### Instructions for the task
Below are records; work out how many of their lines contain "Projected" and give only that number.

### Input
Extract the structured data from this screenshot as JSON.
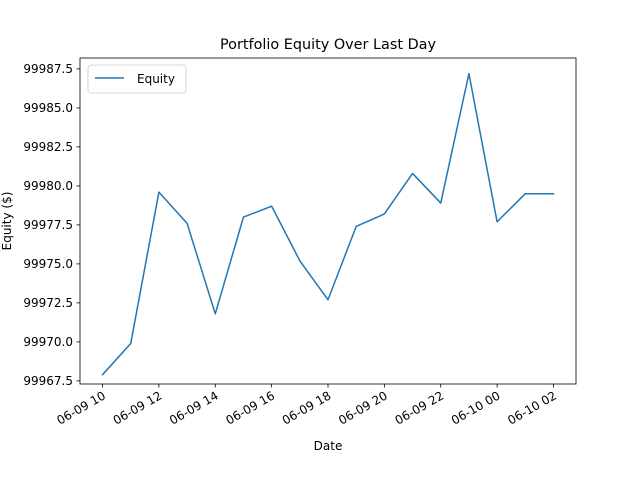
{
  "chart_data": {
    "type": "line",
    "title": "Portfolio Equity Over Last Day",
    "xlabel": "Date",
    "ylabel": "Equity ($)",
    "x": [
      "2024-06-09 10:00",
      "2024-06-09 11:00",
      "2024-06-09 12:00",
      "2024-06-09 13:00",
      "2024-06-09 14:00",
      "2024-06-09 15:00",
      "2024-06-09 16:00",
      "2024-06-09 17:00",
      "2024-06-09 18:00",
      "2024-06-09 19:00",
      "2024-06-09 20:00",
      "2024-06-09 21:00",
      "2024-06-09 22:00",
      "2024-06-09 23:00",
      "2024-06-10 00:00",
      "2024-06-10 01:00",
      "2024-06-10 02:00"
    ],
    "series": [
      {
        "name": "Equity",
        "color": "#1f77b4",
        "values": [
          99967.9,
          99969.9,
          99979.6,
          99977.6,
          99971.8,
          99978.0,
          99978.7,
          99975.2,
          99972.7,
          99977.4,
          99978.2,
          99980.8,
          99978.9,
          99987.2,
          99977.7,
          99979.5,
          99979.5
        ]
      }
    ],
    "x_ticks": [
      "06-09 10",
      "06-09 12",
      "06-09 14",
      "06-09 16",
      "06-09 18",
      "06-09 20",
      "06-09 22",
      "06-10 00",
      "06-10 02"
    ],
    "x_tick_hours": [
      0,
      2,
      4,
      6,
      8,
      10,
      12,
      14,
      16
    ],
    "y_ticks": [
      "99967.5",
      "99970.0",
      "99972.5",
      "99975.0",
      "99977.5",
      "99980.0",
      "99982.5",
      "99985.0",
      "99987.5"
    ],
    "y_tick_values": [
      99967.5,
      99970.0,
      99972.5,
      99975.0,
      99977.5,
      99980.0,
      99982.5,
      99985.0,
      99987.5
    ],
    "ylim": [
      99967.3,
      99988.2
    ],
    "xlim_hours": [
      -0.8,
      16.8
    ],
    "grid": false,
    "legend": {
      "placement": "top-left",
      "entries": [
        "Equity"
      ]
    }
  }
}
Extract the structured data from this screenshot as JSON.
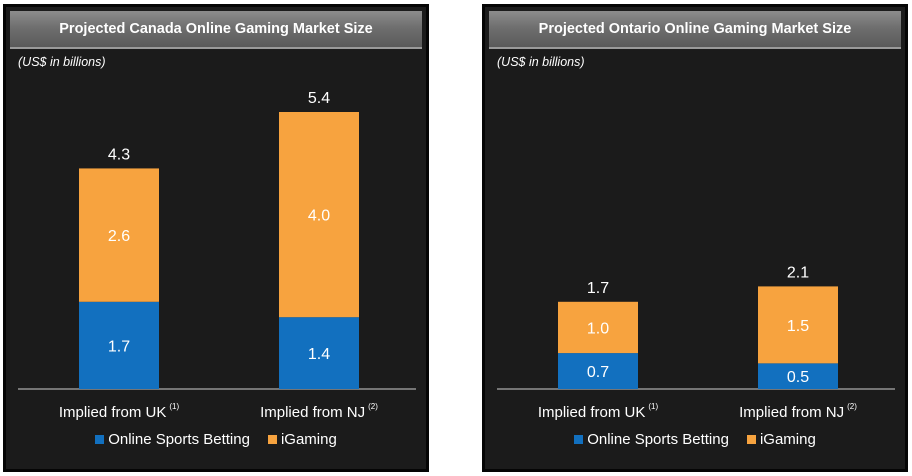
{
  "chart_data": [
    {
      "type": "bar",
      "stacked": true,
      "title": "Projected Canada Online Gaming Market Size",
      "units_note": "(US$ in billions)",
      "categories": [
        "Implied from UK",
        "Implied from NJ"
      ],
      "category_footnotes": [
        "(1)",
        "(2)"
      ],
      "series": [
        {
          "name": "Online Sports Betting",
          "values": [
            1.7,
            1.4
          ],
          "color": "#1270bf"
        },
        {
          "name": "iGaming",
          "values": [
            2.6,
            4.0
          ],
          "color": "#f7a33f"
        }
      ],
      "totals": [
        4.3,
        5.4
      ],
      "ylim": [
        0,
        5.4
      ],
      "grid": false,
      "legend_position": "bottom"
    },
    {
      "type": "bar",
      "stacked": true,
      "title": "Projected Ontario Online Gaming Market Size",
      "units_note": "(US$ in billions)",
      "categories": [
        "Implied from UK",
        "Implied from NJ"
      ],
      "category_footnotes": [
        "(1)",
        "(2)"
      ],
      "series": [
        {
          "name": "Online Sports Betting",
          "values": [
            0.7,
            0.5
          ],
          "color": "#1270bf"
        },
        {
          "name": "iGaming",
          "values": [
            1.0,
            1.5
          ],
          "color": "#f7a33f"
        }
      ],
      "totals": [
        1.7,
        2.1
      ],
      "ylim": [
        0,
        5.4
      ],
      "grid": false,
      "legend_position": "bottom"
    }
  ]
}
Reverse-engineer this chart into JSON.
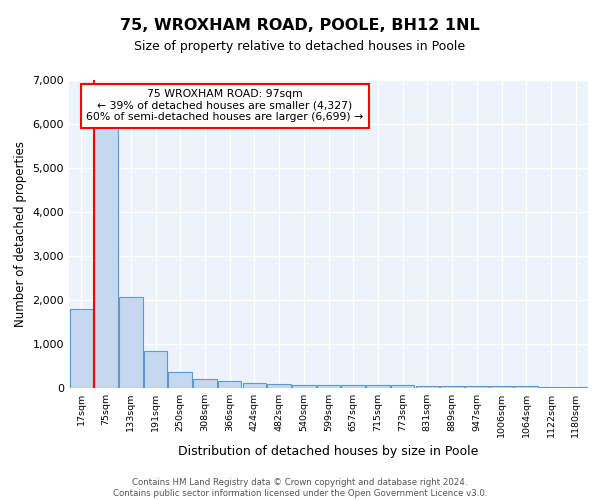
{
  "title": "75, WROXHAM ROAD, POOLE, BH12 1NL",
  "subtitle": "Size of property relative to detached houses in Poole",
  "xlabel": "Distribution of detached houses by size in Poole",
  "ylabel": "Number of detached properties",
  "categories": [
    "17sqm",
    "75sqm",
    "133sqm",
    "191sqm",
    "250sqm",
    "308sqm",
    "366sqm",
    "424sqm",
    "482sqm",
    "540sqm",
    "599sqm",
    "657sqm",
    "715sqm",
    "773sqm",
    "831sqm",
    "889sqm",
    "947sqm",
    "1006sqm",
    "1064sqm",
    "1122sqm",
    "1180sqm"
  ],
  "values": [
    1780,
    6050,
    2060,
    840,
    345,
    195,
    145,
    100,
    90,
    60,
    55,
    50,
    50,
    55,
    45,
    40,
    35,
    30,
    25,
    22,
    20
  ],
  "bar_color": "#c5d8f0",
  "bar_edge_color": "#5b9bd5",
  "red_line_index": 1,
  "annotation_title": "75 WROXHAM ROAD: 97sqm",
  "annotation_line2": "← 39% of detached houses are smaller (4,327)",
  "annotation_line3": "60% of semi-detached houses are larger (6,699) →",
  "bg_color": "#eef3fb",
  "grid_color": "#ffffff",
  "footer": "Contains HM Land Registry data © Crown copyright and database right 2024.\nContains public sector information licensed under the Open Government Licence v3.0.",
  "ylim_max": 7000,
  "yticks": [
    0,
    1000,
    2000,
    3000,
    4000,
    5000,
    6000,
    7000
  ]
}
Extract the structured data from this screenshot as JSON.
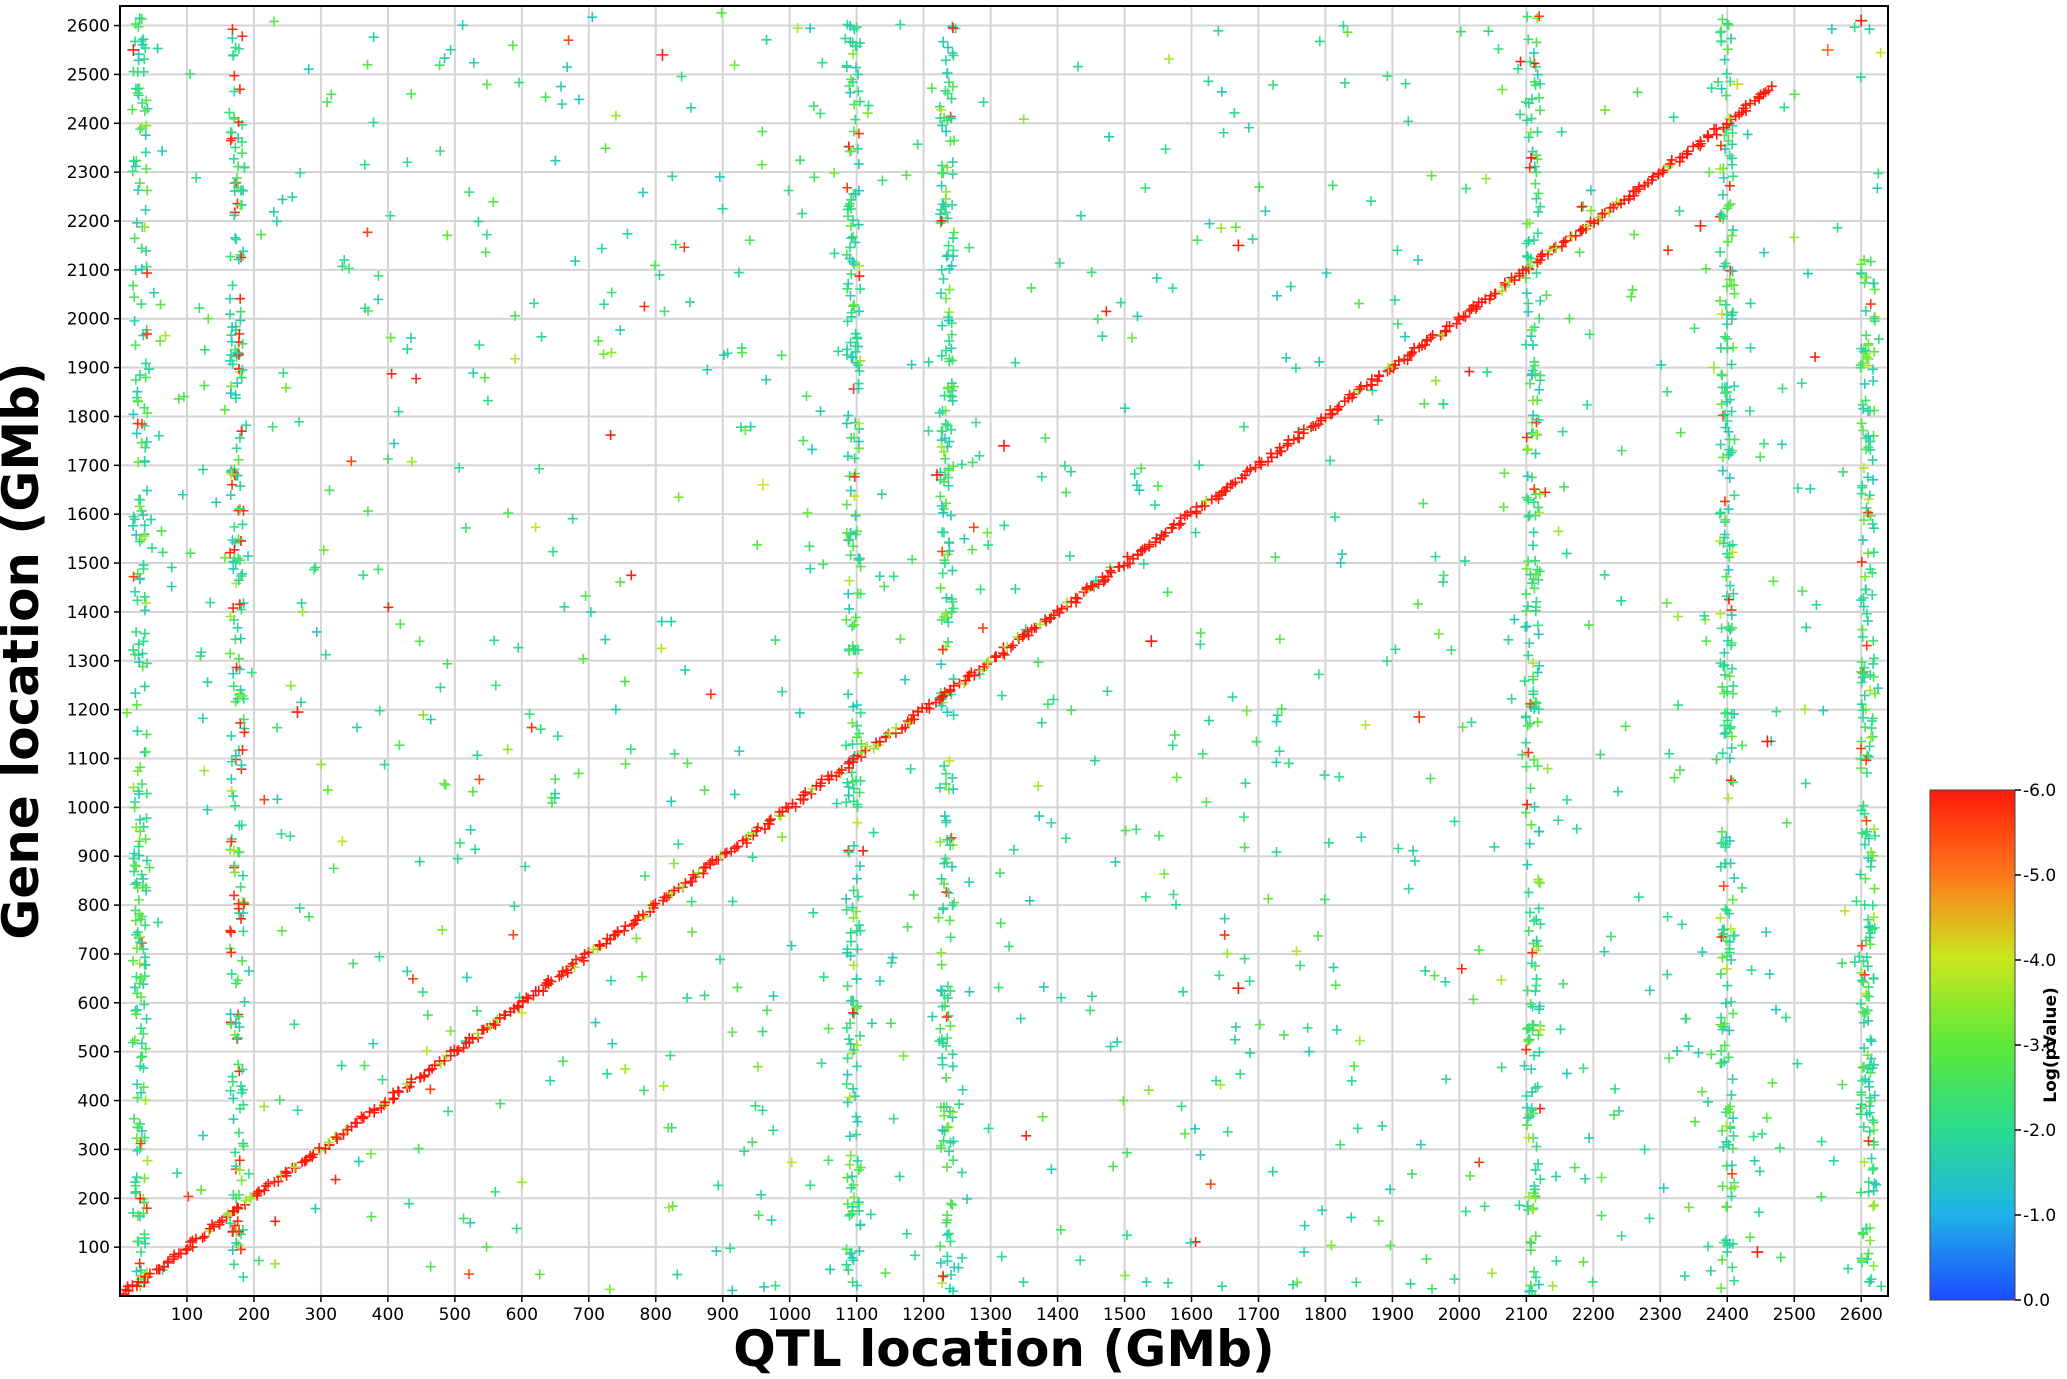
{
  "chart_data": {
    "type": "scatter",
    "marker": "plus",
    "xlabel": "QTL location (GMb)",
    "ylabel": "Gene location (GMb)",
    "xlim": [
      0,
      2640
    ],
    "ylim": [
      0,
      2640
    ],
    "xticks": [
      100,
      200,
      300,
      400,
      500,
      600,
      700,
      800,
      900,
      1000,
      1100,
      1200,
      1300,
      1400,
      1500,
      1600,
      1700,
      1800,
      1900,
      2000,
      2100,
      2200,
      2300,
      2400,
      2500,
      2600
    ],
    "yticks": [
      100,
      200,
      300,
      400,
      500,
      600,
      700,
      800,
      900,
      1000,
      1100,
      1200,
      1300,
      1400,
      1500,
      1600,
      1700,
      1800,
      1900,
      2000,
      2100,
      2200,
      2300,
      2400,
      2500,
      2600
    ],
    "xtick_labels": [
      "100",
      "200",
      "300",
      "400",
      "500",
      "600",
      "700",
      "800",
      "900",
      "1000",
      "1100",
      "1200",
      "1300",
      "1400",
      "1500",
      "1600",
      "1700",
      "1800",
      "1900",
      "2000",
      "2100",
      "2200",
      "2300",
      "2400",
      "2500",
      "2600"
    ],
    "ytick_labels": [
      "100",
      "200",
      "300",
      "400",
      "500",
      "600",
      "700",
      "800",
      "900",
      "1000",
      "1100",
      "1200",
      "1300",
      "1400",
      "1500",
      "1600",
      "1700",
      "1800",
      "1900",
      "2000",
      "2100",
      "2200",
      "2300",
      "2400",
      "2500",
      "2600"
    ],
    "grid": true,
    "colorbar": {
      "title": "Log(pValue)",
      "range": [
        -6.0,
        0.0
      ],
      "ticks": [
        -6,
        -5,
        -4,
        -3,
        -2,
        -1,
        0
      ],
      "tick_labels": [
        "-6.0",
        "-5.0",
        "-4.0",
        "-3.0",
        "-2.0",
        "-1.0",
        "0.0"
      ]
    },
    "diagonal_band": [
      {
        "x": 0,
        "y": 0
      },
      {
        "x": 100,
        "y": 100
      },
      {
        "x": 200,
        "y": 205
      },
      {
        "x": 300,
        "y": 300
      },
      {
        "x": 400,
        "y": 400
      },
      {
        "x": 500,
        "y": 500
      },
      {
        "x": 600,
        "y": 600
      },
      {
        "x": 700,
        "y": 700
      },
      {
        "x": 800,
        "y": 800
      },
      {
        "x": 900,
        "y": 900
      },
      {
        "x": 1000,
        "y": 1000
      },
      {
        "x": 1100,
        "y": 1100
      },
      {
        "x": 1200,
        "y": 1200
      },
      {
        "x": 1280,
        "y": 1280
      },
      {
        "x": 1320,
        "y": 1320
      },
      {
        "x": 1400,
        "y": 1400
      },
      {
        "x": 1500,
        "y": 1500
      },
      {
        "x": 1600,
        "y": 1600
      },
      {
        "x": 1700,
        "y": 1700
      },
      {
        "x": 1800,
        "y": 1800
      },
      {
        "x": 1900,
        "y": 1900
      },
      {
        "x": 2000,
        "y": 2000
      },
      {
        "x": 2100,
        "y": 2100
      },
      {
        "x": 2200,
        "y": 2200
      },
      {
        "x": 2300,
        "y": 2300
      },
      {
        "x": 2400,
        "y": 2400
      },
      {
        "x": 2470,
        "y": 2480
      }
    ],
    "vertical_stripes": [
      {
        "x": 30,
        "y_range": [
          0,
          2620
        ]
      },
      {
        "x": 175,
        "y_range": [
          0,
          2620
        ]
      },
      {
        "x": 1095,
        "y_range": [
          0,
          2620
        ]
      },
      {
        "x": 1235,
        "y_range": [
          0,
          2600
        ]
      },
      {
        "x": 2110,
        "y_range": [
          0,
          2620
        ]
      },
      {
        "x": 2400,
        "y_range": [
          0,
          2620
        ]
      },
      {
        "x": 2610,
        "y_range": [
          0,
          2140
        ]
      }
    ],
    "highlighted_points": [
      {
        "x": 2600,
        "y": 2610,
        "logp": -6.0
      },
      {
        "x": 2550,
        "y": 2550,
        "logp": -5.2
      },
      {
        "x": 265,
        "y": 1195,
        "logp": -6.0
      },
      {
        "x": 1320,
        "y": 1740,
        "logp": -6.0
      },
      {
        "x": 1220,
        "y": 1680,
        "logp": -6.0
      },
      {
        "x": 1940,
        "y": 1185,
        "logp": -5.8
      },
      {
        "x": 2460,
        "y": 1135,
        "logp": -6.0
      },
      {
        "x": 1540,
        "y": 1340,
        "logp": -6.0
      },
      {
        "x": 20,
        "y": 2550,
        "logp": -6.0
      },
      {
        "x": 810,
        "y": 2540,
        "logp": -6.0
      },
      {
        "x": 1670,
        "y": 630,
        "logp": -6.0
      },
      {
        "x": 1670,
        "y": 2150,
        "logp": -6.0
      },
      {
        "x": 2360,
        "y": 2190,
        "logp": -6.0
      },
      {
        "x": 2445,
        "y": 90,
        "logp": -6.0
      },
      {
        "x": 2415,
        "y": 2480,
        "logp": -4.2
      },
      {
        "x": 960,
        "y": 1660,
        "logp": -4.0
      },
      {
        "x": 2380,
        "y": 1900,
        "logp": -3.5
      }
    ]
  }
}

### Solution to the exercise
2